(Collected data entries)
____

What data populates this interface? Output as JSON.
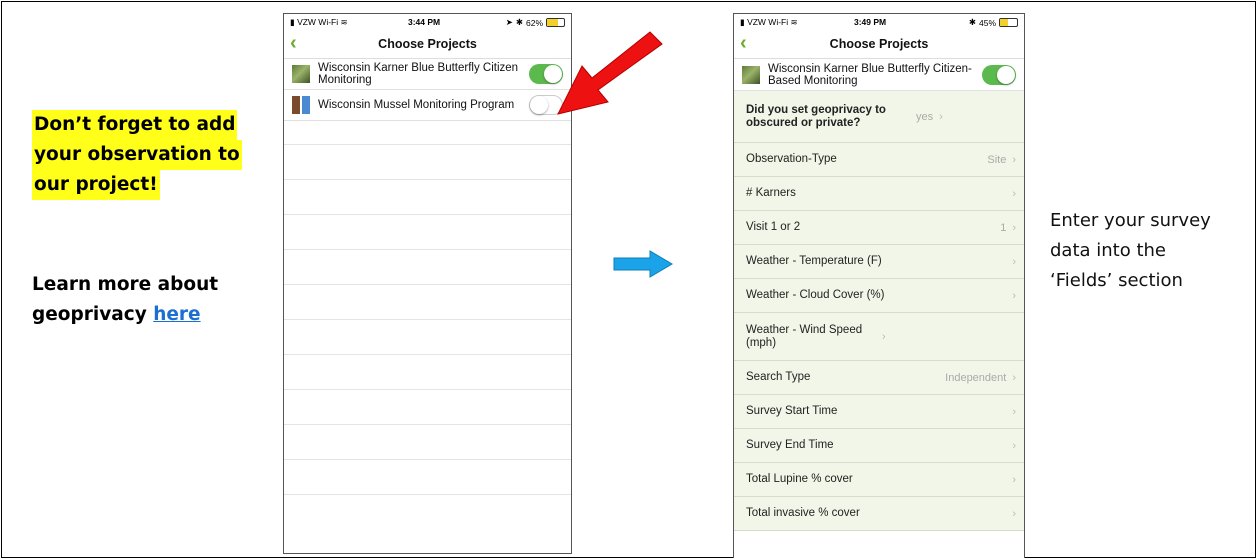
{
  "left_panel": {
    "reminder_lines": [
      "Don’t forget to add",
      "your observation to",
      "our project!"
    ],
    "learn_more_text": "Learn more about",
    "learn_more_prefix": "geoprivacy ",
    "learn_more_link": "here"
  },
  "right_panel": {
    "lines": [
      "Enter your survey",
      "data into the",
      "‘Fields’ section"
    ]
  },
  "phone1": {
    "status": {
      "carrier": "VZW Wi-Fi",
      "time": "3:44 PM",
      "battery": "62%",
      "battery_level": 0.62
    },
    "nav_title": "Choose Projects",
    "projects": [
      {
        "name": "Wisconsin Karner Blue Butterfly Citizen Monitoring",
        "enabled": true
      },
      {
        "name": "Wisconsin Mussel Monitoring Program",
        "enabled": false
      }
    ]
  },
  "phone2": {
    "status": {
      "carrier": "VZW Wi-Fi",
      "time": "3:49 PM",
      "battery": "45%",
      "battery_level": 0.45
    },
    "nav_title": "Choose Projects",
    "project": {
      "name": "Wisconsin Karner Blue Butterfly Citizen-Based Monitoring",
      "enabled": true
    },
    "fields": [
      {
        "label": "Did you set geoprivacy to obscured or private?",
        "value": "yes"
      },
      {
        "label": "Observation-Type",
        "value": "Site"
      },
      {
        "label": "# Karners",
        "value": ""
      },
      {
        "label": "Visit 1 or 2",
        "value": "1"
      },
      {
        "label": "Weather - Temperature (F)",
        "value": ""
      },
      {
        "label": "Weather - Cloud Cover (%)",
        "value": ""
      },
      {
        "label": "Weather - Wind Speed (mph)",
        "value": ""
      },
      {
        "label": "Search Type",
        "value": "Independent"
      },
      {
        "label": "Survey Start Time",
        "value": ""
      },
      {
        "label": "Survey End Time",
        "value": ""
      },
      {
        "label": "Total Lupine % cover",
        "value": ""
      },
      {
        "label": "Total invasive % cover",
        "value": ""
      }
    ]
  },
  "colors": {
    "highlight": "#ffff1a",
    "link": "#1a6fd1",
    "toggle_on": "#5cb94d",
    "red_arrow": "#ee1111",
    "blue_arrow": "#1aa3e8",
    "field_bg": "#f2f6e8"
  },
  "icons": {
    "back": "chevron-left-icon",
    "chevron": "chevron-right-icon"
  }
}
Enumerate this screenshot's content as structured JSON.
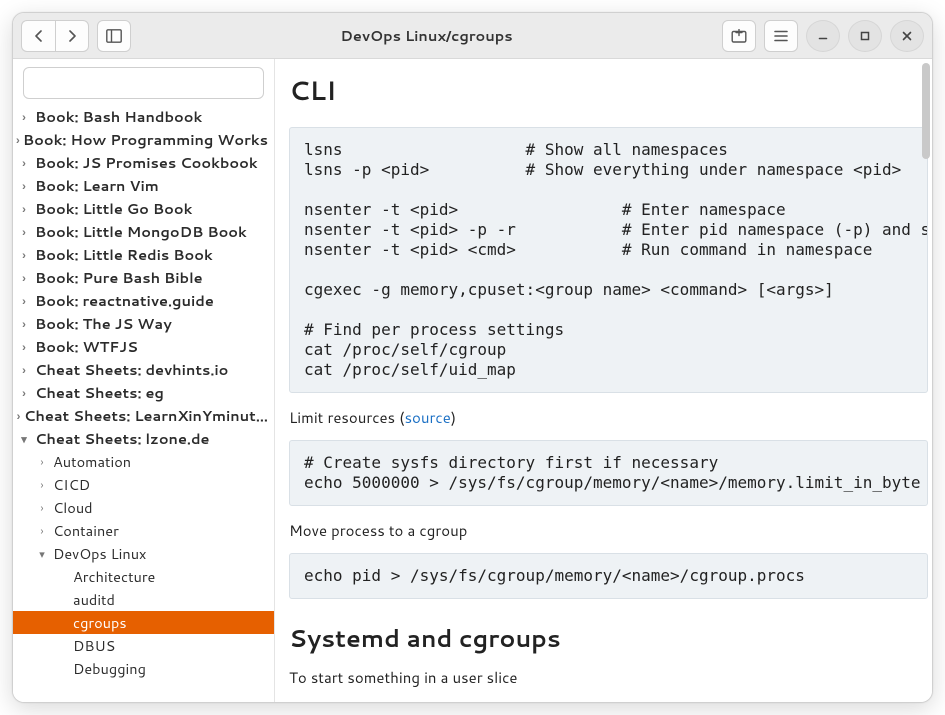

____

## Exercise directions:
Without the pictures, restate each entry exactly.

## Expected output:
What data populates this interface? Output as JSON.
{
  "left_panel": {
    "reminder_lines": [
      "Don’t forget to add",
      "your observation to",
      "our project!"
    ],
    "learn_more_text": "Learn more about",
    "learn_more_prefix": "geoprivacy ",
    "learn_more_link": "here"
  },
  "right_panel": {
    "lines": [
      "Enter your survey",
      "data into the",
      "‘Fields’ section"
    ]
  },
  "phone1": {
    "status": {
      "carrier": "VZW Wi-Fi",
      "time": "3:44 PM",
      "battery": "62%",
      "battery_level": 0.62
    },
    "nav_title": "Choose Projects",
    "projects": [
      {
        "name": "Wisconsin Karner Blue Butterfly Citizen Monitoring",
        "enabled": true
      },
      {
        "name": "Wisconsin Mussel Monitoring Program",
        "enabled": false
      }
    ]
  },
  "phone2": {
    "status": {
      "carrier": "VZW Wi-Fi",
      "time": "3:49 PM",
      "battery": "45%",
      "battery_level": 0.45
    },
    "nav_title": "Choose Projects",
    "project": {
      "name": "Wisconsin Karner Blue Butterfly Citizen-Based Monitoring",
      "enabled": true
    },
    "fields": [
      {
        "label": "Did you set geoprivacy to obscured or private?",
        "value": "yes"
      },
      {
        "label": "Observation-Type",
        "value": "Site"
      },
      {
        "label": "# Karners",
        "value": ""
      },
      {
        "label": "Visit 1 or 2",
        "value": "1"
      },
      {
        "label": "Weather - Temperature (F)",
        "value": ""
      },
      {
        "label": "Weather - Cloud Cover (%)",
        "value": ""
      },
      {
        "label": "Weather - Wind Speed (mph)",
        "value": ""
      },
      {
        "label": "Search Type",
        "value": "Independent"
      },
      {
        "label": "Survey Start Time",
        "value": ""
      },
      {
        "label": "Survey End Time",
        "value": ""
      },
      {
        "label": "Total Lupine % cover",
        "value": ""
      },
      {
        "label": "Total invasive % cover",
        "value": ""
      }
    ]
  },
  "colors": {
    "highlight": "#ffff1a",
    "link": "#1a6fd1",
    "toggle_on": "#5cb94d",
    "red_arrow": "#ee1111",
    "blue_arrow": "#1aa3e8",
    "field_bg": "#f2f6e8"
  },
  "icons": {
    "back": "chevron-left-icon",
    "chevron": "chevron-right-icon"
  }
}
Enumerate this screenshot's content as structured JSON.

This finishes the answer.